**Aim:**
Can you print every record below exactly as written?

*****

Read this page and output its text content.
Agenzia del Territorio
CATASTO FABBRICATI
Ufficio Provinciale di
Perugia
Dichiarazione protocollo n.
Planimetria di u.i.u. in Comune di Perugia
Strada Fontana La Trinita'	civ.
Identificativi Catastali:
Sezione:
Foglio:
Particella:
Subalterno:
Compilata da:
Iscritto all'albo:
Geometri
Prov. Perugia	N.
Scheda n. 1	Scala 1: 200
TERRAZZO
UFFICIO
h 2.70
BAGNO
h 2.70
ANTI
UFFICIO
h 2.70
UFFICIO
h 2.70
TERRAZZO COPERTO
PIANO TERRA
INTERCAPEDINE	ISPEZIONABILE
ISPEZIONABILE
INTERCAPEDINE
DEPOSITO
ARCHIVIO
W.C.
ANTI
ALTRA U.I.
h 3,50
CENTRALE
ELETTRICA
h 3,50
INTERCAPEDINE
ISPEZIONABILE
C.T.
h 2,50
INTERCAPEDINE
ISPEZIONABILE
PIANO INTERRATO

*****

**Solution below:**
Read this page and output its text content.
Agenzia del Territorio
CATASTO FABBRICATI
Ufficio Provinciale di
Perugia
Dichiarazione protocollo n.
Planimetria di u.i.u. in Comune di Perugia
Strada Fontana La Trinita'	civ.
Identificativi Catastali:
Sezione:
Foglio:
Particella:
Subalterno:
Compilata da:
Iscritto all'albo:
Geometri
Prov. Perugia	N.
Scheda n. 1	Scala 1: 200
TERRAZZO
UFFICIO
h 2.70
BAGNO
h 2.70
ANTI
UFFICIO
h 2.70
UFFICIO
h 2.70
TERRAZZO COPERTO
PIANO TERRA
INTERCAPEDINE	ISPEZIONABILE
ISPEZIONABILE
INTERCAPEDINE
DEPOSITO
ARCHIVIO
W.C.
ANTI
ALTRA U.I.
h 3,50
CENTRALE
ELETTRICA
h 3,50
INTERCAPEDINE
ISPEZIONABILE
C.T.
h 2,50
INTERCAPEDINE
ISPEZIONABILE
PIANO INTERRATO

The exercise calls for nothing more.